**AIM**
Reproduce each line bearing the word "this".

— Start —

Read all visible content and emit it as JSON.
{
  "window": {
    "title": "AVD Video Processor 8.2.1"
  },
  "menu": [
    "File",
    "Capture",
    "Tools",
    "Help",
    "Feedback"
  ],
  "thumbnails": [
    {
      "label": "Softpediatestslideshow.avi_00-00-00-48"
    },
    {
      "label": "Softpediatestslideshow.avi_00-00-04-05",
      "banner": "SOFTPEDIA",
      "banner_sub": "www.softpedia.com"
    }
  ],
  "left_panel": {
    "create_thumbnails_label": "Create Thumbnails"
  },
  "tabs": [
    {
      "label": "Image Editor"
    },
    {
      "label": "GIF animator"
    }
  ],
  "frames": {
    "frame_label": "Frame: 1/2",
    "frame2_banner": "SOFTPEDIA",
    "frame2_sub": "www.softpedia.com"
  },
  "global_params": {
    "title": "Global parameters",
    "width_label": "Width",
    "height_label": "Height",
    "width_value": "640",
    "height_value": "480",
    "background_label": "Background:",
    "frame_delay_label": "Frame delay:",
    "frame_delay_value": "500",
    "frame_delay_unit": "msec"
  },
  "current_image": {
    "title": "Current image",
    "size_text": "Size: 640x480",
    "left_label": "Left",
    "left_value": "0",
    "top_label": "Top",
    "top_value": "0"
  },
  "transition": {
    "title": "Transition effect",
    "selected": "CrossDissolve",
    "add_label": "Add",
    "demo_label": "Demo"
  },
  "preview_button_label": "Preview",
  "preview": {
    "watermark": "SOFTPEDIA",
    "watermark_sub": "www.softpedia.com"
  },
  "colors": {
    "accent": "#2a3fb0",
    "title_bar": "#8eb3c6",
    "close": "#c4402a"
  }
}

— End —
— Start —

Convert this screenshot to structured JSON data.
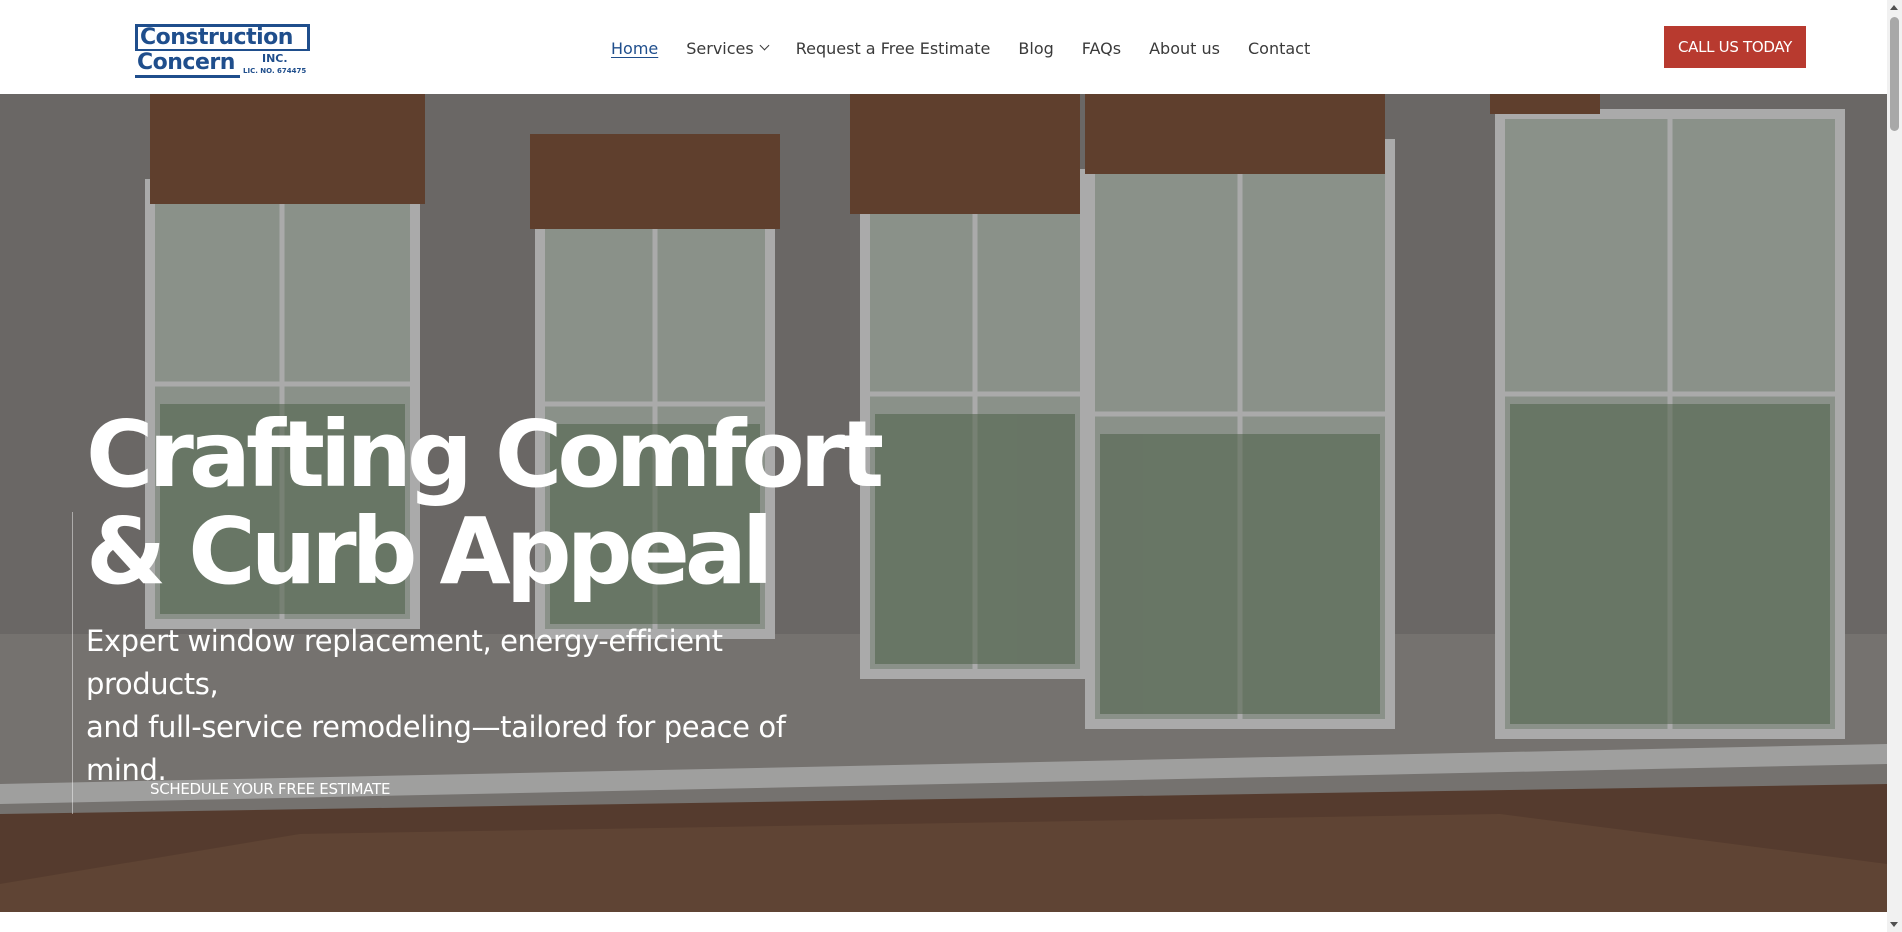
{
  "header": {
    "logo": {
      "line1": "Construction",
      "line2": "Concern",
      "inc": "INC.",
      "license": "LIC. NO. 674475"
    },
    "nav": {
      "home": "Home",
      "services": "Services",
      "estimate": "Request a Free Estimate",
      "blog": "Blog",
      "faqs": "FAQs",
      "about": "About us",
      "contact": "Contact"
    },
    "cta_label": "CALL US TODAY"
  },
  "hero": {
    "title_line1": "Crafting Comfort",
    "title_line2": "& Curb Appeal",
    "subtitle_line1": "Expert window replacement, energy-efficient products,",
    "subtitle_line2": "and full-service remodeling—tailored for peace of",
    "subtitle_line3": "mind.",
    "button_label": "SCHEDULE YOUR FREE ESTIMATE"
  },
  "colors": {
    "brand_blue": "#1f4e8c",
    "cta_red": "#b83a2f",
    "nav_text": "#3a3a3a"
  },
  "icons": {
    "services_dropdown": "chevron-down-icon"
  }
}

— End —
— Start —

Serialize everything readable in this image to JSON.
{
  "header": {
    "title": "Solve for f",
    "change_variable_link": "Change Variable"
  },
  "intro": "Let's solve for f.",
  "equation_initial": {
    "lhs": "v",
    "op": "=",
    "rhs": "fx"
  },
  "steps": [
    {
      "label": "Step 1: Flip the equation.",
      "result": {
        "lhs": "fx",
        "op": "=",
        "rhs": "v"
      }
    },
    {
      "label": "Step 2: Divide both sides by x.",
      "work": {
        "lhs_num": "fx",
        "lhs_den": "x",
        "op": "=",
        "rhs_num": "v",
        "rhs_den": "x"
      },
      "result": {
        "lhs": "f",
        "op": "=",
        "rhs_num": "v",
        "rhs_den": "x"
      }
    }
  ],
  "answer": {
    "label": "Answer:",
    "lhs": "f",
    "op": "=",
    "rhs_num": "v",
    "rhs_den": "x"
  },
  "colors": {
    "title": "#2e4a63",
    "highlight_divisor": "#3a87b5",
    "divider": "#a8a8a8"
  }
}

— End —

**CORRECT ANSWER**
Convert this screenshot to structured JSON data.
Serialize everything readable in this image to JSON.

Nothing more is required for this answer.